::: Material provided

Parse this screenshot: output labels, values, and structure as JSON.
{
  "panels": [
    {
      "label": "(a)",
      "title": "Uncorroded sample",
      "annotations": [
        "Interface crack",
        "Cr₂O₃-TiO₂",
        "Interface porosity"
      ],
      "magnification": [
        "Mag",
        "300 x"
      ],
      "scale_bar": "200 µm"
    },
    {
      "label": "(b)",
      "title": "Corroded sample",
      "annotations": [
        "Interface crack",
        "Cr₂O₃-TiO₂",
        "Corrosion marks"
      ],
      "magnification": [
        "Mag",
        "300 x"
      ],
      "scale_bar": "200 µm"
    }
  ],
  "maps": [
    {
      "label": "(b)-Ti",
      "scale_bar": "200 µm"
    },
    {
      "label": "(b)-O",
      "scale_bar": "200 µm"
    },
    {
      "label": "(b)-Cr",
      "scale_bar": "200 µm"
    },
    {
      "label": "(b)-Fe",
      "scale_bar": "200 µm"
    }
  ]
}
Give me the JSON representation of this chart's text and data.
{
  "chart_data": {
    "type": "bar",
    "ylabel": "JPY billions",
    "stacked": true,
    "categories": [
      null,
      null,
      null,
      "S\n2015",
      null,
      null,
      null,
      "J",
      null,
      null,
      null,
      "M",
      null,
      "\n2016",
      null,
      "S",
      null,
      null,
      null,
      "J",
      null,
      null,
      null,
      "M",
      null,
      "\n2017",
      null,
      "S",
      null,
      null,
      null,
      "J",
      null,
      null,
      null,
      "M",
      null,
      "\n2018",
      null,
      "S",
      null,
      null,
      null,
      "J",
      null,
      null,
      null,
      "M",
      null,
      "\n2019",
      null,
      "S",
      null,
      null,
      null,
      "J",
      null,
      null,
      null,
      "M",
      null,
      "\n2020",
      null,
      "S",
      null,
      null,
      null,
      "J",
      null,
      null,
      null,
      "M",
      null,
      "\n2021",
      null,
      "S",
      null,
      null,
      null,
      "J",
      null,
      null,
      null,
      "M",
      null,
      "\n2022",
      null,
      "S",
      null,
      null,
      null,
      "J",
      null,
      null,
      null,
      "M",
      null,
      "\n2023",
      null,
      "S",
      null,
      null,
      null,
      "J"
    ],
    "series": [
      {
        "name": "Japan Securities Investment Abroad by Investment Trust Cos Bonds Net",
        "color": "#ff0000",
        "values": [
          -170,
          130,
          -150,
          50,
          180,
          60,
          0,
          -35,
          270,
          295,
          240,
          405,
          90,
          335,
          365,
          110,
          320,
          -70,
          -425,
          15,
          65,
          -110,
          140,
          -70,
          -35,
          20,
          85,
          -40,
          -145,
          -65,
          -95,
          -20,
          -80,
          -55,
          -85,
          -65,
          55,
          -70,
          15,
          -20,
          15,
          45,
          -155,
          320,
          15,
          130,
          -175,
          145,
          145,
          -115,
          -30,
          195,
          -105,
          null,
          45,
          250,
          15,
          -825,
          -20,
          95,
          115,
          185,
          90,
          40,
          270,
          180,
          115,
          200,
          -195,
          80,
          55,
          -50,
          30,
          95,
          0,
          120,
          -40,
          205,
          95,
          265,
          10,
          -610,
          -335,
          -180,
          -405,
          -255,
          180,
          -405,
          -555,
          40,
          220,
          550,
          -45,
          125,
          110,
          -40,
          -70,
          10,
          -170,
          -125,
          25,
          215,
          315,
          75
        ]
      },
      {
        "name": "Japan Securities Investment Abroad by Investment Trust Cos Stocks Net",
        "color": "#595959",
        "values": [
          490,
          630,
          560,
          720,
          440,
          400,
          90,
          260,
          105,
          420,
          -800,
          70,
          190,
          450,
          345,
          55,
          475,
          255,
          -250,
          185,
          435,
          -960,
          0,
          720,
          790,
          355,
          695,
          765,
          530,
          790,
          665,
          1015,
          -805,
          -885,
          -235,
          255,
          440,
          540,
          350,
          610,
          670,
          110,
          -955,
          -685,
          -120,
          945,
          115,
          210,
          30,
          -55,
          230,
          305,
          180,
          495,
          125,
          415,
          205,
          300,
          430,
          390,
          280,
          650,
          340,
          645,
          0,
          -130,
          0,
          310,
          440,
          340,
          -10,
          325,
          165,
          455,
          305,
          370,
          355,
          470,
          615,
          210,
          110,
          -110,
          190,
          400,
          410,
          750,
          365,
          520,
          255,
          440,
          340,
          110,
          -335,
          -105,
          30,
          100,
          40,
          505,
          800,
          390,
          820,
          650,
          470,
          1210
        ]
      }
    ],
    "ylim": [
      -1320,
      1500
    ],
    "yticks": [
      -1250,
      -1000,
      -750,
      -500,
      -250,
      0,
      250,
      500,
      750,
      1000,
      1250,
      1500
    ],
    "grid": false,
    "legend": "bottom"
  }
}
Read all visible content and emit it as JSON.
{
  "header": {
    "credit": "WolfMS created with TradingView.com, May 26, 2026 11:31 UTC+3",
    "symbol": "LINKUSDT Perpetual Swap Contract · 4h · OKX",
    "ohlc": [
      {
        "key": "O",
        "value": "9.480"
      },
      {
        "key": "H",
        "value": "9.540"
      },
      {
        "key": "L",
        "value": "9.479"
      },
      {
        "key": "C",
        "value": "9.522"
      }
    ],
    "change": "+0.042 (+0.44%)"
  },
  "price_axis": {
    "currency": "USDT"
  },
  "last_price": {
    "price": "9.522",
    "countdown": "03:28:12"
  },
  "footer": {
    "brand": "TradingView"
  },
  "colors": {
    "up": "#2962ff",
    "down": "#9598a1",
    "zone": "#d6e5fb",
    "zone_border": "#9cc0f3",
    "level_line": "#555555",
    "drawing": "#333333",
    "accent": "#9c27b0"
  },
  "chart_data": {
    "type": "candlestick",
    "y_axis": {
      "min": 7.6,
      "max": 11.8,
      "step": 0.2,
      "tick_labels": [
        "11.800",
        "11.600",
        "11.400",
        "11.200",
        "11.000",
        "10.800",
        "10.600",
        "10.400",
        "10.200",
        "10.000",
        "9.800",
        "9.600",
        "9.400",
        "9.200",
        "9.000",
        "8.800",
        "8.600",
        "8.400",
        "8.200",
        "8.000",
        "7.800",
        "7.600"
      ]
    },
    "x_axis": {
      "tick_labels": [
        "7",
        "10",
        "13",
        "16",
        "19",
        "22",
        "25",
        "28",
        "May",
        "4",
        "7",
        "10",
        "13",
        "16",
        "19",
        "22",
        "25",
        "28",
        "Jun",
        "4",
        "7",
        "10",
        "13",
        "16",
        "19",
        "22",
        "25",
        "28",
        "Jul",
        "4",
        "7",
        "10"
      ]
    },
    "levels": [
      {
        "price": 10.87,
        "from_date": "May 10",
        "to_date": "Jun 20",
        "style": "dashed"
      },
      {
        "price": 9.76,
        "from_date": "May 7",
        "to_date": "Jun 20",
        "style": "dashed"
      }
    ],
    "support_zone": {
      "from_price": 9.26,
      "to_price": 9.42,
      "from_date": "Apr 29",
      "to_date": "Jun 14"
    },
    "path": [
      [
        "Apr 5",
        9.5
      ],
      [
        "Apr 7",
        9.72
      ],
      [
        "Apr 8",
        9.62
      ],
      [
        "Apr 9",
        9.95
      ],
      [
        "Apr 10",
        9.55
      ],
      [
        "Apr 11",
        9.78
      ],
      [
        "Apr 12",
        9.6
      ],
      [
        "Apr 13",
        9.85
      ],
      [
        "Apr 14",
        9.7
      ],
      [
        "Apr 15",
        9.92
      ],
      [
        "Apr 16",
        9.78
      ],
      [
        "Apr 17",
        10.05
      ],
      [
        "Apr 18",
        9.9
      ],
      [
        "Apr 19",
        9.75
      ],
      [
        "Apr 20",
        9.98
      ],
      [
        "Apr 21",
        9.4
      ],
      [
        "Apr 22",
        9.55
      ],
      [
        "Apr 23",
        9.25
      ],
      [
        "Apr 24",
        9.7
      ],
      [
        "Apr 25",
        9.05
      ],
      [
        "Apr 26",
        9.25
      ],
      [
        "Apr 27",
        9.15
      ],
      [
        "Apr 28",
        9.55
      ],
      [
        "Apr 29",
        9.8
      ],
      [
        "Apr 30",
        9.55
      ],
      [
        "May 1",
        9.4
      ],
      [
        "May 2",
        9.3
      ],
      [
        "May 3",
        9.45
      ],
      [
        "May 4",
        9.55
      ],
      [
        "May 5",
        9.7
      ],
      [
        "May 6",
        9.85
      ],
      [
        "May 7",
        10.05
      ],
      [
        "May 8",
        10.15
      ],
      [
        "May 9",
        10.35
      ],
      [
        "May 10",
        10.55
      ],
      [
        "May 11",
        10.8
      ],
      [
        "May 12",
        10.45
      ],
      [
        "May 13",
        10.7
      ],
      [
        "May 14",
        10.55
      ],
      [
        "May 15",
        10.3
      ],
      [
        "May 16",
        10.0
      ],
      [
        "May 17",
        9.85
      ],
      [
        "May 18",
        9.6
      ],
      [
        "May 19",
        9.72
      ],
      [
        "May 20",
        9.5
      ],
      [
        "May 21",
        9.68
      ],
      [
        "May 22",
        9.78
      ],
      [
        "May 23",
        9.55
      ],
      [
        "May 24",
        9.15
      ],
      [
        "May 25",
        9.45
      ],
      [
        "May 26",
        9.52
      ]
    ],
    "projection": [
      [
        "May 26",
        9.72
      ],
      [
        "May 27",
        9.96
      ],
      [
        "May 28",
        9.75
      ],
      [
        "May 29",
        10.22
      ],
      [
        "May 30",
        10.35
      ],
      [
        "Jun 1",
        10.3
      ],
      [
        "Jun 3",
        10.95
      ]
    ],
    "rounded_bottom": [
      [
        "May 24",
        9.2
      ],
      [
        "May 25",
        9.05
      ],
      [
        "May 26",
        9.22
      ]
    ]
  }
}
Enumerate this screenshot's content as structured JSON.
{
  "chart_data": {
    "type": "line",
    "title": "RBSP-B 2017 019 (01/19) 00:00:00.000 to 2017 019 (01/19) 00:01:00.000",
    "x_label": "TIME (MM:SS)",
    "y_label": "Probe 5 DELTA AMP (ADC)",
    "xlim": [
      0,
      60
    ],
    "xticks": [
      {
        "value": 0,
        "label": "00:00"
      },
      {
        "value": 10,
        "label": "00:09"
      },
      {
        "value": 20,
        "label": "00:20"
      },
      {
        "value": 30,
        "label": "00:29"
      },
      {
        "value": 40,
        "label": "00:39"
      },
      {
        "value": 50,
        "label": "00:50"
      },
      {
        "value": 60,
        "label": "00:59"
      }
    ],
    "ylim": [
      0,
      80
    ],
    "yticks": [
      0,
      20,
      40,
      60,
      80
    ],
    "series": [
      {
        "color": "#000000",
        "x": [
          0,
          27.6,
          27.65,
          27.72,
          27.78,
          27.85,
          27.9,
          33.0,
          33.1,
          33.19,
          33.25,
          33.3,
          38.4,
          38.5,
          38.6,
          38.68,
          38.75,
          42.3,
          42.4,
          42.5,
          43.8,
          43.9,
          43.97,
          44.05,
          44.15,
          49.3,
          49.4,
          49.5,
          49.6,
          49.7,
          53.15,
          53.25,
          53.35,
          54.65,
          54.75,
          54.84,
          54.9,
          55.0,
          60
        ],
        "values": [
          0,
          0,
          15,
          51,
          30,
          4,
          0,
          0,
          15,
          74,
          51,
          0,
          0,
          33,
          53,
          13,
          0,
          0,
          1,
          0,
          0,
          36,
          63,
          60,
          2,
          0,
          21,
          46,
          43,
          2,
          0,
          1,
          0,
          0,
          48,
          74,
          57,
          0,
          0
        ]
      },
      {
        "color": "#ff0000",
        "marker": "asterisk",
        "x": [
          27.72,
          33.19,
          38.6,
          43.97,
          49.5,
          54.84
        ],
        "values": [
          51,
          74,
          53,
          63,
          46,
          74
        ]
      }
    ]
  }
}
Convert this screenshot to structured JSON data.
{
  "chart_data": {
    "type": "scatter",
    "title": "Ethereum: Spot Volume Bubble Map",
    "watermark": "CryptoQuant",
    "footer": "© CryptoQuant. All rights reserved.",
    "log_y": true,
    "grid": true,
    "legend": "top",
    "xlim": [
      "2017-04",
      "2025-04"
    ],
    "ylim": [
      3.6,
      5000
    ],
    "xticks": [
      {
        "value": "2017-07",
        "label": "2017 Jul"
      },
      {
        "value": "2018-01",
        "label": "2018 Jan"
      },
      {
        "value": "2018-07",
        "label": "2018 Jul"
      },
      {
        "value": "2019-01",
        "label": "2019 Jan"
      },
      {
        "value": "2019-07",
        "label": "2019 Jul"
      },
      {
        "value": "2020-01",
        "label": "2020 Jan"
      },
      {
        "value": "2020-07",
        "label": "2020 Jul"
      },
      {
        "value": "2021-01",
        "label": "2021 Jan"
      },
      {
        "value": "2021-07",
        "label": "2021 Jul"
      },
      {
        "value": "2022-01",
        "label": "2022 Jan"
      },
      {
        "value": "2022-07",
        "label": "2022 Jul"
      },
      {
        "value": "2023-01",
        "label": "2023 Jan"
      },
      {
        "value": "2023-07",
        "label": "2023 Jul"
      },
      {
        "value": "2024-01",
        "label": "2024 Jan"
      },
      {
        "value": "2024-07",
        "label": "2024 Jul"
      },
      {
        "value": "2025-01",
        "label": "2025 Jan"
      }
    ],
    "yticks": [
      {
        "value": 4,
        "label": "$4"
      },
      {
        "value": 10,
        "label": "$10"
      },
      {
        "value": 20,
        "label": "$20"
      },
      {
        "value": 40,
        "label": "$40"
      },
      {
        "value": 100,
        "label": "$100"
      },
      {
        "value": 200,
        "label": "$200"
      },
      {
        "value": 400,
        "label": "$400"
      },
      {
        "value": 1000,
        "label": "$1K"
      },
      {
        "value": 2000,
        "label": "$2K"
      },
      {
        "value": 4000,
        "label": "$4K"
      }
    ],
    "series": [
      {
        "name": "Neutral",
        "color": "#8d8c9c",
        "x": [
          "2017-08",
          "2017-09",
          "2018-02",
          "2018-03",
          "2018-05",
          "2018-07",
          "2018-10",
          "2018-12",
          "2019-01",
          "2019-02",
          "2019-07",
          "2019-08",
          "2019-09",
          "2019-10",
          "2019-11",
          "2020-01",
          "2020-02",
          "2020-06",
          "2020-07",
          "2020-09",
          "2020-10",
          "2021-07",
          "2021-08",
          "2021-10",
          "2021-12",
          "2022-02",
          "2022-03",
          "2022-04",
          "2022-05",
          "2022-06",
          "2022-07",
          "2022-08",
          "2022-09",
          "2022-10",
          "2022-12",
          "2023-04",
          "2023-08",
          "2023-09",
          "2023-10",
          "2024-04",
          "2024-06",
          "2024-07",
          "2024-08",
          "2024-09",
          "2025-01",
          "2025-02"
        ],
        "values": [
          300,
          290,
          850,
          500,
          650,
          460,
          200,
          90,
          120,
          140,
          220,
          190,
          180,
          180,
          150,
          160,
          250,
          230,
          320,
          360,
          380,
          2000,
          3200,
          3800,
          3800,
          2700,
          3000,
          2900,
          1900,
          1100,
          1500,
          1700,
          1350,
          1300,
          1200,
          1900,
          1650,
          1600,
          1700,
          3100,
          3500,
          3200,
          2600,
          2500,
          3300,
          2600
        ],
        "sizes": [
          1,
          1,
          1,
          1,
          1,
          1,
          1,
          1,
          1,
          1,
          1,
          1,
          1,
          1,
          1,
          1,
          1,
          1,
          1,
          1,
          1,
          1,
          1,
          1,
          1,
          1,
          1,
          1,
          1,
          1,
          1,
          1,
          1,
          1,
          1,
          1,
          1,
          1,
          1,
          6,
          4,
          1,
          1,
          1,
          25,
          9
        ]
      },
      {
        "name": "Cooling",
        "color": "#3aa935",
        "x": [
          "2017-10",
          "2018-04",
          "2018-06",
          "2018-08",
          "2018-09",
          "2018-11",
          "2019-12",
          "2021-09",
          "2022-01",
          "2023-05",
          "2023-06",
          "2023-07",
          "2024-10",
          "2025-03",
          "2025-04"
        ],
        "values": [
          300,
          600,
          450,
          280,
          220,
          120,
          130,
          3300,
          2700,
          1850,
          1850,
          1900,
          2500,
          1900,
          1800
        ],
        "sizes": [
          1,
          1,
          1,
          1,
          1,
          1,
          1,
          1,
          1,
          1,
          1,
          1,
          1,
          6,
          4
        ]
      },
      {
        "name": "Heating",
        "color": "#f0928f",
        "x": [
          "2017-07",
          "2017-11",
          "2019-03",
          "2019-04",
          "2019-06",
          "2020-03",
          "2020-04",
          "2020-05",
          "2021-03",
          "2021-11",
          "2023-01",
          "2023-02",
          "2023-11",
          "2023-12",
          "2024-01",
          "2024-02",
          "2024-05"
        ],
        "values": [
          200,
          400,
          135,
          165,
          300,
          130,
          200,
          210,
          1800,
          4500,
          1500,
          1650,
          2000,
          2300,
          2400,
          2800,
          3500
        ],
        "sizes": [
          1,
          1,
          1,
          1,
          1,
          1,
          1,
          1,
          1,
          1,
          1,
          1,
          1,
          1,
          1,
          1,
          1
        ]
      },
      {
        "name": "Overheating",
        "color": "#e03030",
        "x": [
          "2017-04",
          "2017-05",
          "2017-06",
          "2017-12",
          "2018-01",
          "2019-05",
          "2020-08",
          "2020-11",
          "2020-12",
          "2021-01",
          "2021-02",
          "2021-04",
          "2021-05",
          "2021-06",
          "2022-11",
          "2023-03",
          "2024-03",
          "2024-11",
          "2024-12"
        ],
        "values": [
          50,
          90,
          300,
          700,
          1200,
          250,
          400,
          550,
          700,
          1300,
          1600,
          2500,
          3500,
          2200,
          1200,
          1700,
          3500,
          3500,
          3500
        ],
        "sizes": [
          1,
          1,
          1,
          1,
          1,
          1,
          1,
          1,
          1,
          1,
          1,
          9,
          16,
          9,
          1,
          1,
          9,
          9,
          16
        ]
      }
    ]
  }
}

::::::

• [Problem details] Search the lines above for the string "structured" and copy each line that has it.

• [Answer below]
Enumerate this screenshot's content as structured JSON.
Convert this screenshot to structured JSON data.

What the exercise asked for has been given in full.